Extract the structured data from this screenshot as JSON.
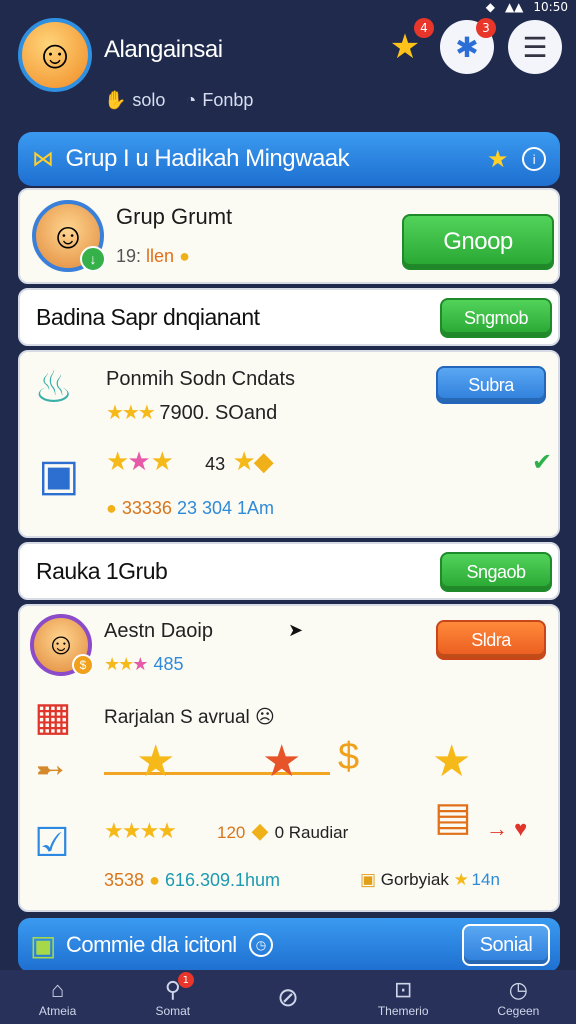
{
  "status": {
    "signal": "▲▲",
    "time": "10:50"
  },
  "header": {
    "profile_name": "Alangainsai",
    "meta_1": "solo",
    "meta_2": "Fonbp",
    "star_badge": "4",
    "puzzle_badge": "3"
  },
  "banner": {
    "title": "Grup I u Hadikah Mingwaak"
  },
  "group_card": {
    "title": "Grup Grumt",
    "sub_prefix": "19:",
    "sub_highlight": "llen",
    "button": "Gnoop"
  },
  "section_1": {
    "label": "Badina Sapr dnqianant",
    "button": "Sngmob"
  },
  "reward_card": {
    "row1_title": "Ponmih Sodn Cndats",
    "row1_value": "7900. SOand",
    "row1_button": "Subra",
    "row2_count": "43",
    "row2_coins": "33336",
    "row2_time": "23 304 1Am"
  },
  "section_2": {
    "label": "Rauka 1Grub",
    "button": "Sngaob"
  },
  "player_card": {
    "player_name": "Aestn Daoip",
    "player_score": "485",
    "player_button": "Sldra",
    "event_title": "Rarjalan S avrual",
    "val_a": "120",
    "val_b": "0 Raudiar",
    "coins": "3538",
    "time": "616.309.1hum",
    "gift_label": "Gorbyiak",
    "gift_value": "14n"
  },
  "bottom_bar": {
    "label": "Commie dla icitonl",
    "button": "Sonial"
  },
  "nav": [
    {
      "label": "Atmeia",
      "icon": "home-icon"
    },
    {
      "label": "Somat",
      "icon": "search-icon",
      "badge": "1"
    },
    {
      "label": "",
      "icon": "compass-icon"
    },
    {
      "label": "Themerio",
      "icon": "shop-icon"
    },
    {
      "label": "Cegeen",
      "icon": "clock-icon"
    }
  ],
  "colors": {
    "primary": "#2d7ddb",
    "success": "#27a532",
    "accent": "#ea5a1e",
    "background": "#1f2a4d"
  }
}
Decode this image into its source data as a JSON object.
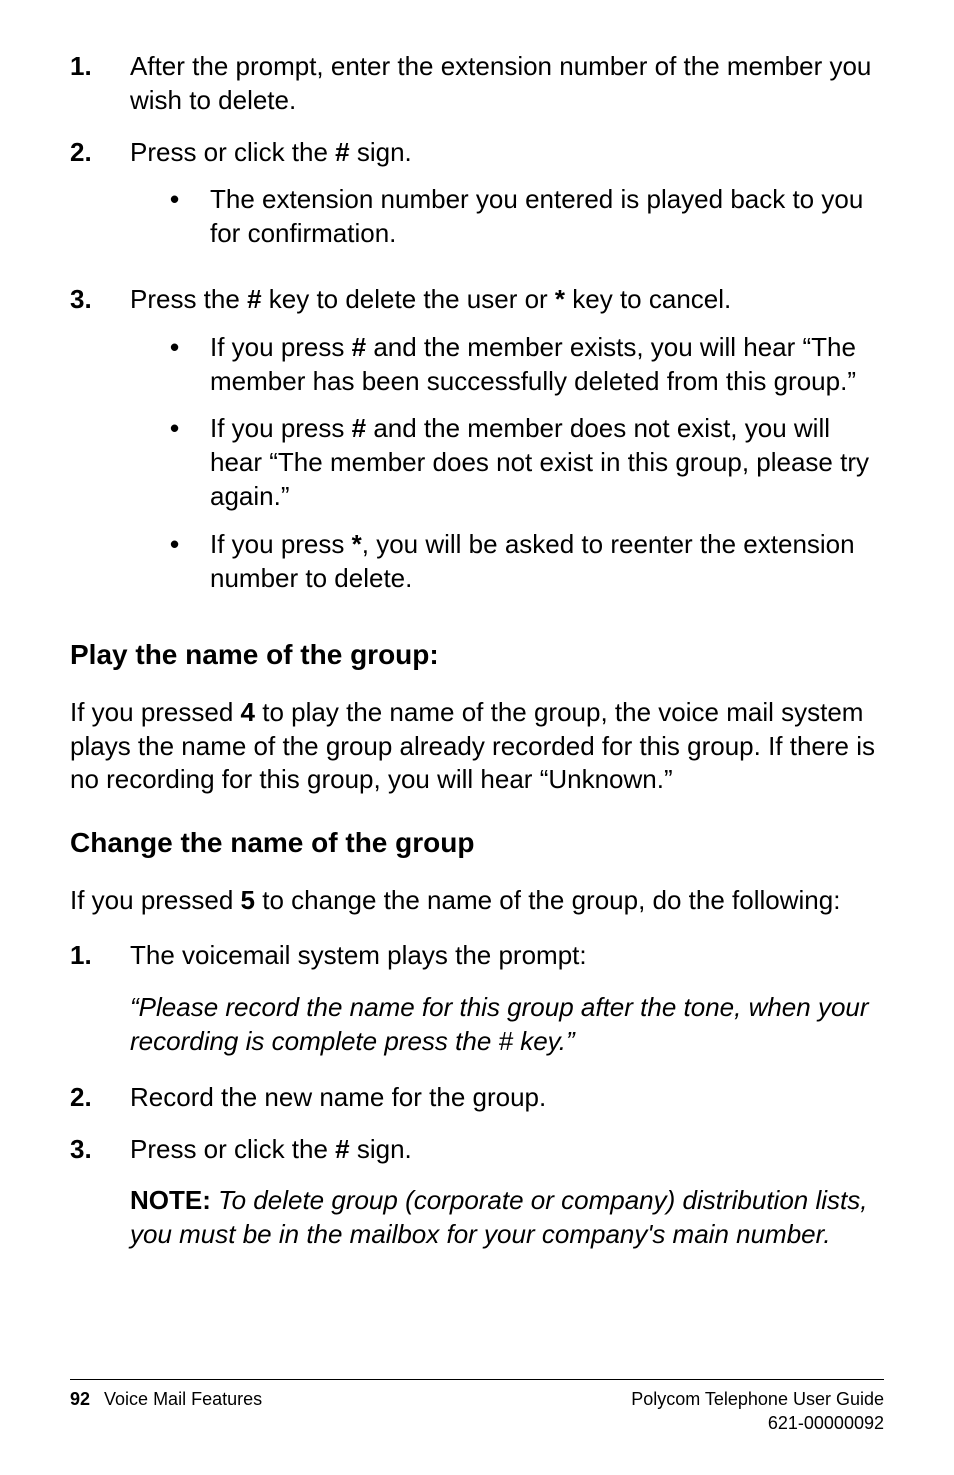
{
  "list1": {
    "item1": {
      "num": "1.",
      "text": "After the prompt, enter the extension number of the member you wish to delete."
    },
    "item2": {
      "num": "2.",
      "text_a": "Press or click the ",
      "hash": "#",
      "text_b": " sign.",
      "sub1": "The extension number you entered is played back to you for confirmation."
    },
    "item3": {
      "num": "3.",
      "text_a": "Press the ",
      "hash1": "#",
      "text_b": " key to delete the user or ",
      "star1": "*",
      "text_c": " key to cancel.",
      "sub1_a": "If you press ",
      "sub1_hash": "#",
      "sub1_b": " and the member exists, you will hear “The member has been successfully deleted from this group.”",
      "sub2_a": "If you press ",
      "sub2_hash": "#",
      "sub2_b": " and the member does not exist, you will hear “The member does not exist in this group, please try again.”",
      "sub3_a": " If you press ",
      "sub3_star": "*",
      "sub3_b": ", you will be asked to reenter the extension number to delete."
    }
  },
  "section1": {
    "heading": "Play the name of the group:",
    "para_a": "If you pressed ",
    "para_bold": "4",
    "para_b": " to play the name of the group, the voice mail system plays the name of the group already recorded for this group. If there is no recording for this group, you will hear “Unknown.”"
  },
  "section2": {
    "heading": "Change the name of the group",
    "intro_a": "If you pressed ",
    "intro_bold": "5",
    "intro_b": " to change the name of the group, do the following:",
    "item1": {
      "num": "1.",
      "text": "The voicemail system plays the prompt:",
      "quote": "“Please record the name for this group after the tone, when your recording is complete press the # key.”"
    },
    "item2": {
      "num": "2.",
      "text": "Record the new name for the group."
    },
    "item3": {
      "num": "3.",
      "text_a": "Press or click the ",
      "hash": "#",
      "text_b": " sign.",
      "note_bold": "NOTE:",
      "note_rest": " To delete group (corporate or company) distribution lists, you must be in the mailbox for your company's main number."
    }
  },
  "footer": {
    "page": "92",
    "section": "Voice Mail Features",
    "right1": "Polycom Telephone User Guide",
    "right2": "621-00000092"
  }
}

- - - - -

**GOAL OF THE EXERCISE**
Retype the whole listing, keeping every line identical and omitting all pictures.

**EXERCISE RESPONSE**
Extract the structured data from this screenshot as JSON.
{
  "status": {
    "signal": "▲▲",
    "time": "10:50"
  },
  "header": {
    "profile_name": "Alangainsai",
    "meta_1": "solo",
    "meta_2": "Fonbp",
    "star_badge": "4",
    "puzzle_badge": "3"
  },
  "banner": {
    "title": "Grup I u Hadikah Mingwaak"
  },
  "group_card": {
    "title": "Grup Grumt",
    "sub_prefix": "19:",
    "sub_highlight": "llen",
    "button": "Gnoop"
  },
  "section_1": {
    "label": "Badina Sapr dnqianant",
    "button": "Sngmob"
  },
  "reward_card": {
    "row1_title": "Ponmih Sodn Cndats",
    "row1_value": "7900. SOand",
    "row1_button": "Subra",
    "row2_count": "43",
    "row2_coins": "33336",
    "row2_time": "23 304 1Am"
  },
  "section_2": {
    "label": "Rauka 1Grub",
    "button": "Sngaob"
  },
  "player_card": {
    "player_name": "Aestn Daoip",
    "player_score": "485",
    "player_button": "Sldra",
    "event_title": "Rarjalan S avrual",
    "val_a": "120",
    "val_b": "0 Raudiar",
    "coins": "3538",
    "time": "616.309.1hum",
    "gift_label": "Gorbyiak",
    "gift_value": "14n"
  },
  "bottom_bar": {
    "label": "Commie dla icitonl",
    "button": "Sonial"
  },
  "nav": [
    {
      "label": "Atmeia",
      "icon": "home-icon"
    },
    {
      "label": "Somat",
      "icon": "search-icon",
      "badge": "1"
    },
    {
      "label": "",
      "icon": "compass-icon"
    },
    {
      "label": "Themerio",
      "icon": "shop-icon"
    },
    {
      "label": "Cegeen",
      "icon": "clock-icon"
    }
  ],
  "colors": {
    "primary": "#2d7ddb",
    "success": "#27a532",
    "accent": "#ea5a1e",
    "background": "#1f2a4d"
  }
}
Decode this image into its source data as a JSON object.
{
  "list1": {
    "item1": {
      "num": "1.",
      "text": "After the prompt, enter the extension number of the member you wish to delete."
    },
    "item2": {
      "num": "2.",
      "text_a": "Press or click the ",
      "hash": "#",
      "text_b": " sign.",
      "sub1": "The extension number you entered is played back to you for confirmation."
    },
    "item3": {
      "num": "3.",
      "text_a": "Press the ",
      "hash1": "#",
      "text_b": " key to delete the user or ",
      "star1": "*",
      "text_c": " key to cancel.",
      "sub1_a": "If you press ",
      "sub1_hash": "#",
      "sub1_b": " and the member exists, you will hear “The member has been successfully deleted from this group.”",
      "sub2_a": "If you press ",
      "sub2_hash": "#",
      "sub2_b": " and the member does not exist, you will hear “The member does not exist in this group, please try again.”",
      "sub3_a": " If you press ",
      "sub3_star": "*",
      "sub3_b": ", you will be asked to reenter the extension number to delete."
    }
  },
  "section1": {
    "heading": "Play the name of the group:",
    "para_a": "If you pressed ",
    "para_bold": "4",
    "para_b": " to play the name of the group, the voice mail system plays the name of the group already recorded for this group. If there is no recording for this group, you will hear “Unknown.”"
  },
  "section2": {
    "heading": "Change the name of the group",
    "intro_a": "If you pressed ",
    "intro_bold": "5",
    "intro_b": " to change the name of the group, do the following:",
    "item1": {
      "num": "1.",
      "text": "The voicemail system plays the prompt:",
      "quote": "“Please record the name for this group after the tone, when your recording is complete press the # key.”"
    },
    "item2": {
      "num": "2.",
      "text": "Record the new name for the group."
    },
    "item3": {
      "num": "3.",
      "text_a": "Press or click the ",
      "hash": "#",
      "text_b": " sign.",
      "note_bold": "NOTE:",
      "note_rest": " To delete group (corporate or company) distribution lists, you must be in the mailbox for your company's main number."
    }
  },
  "footer": {
    "page": "92",
    "section": "Voice Mail Features",
    "right1": "Polycom Telephone User Guide",
    "right2": "621-00000092"
  }
}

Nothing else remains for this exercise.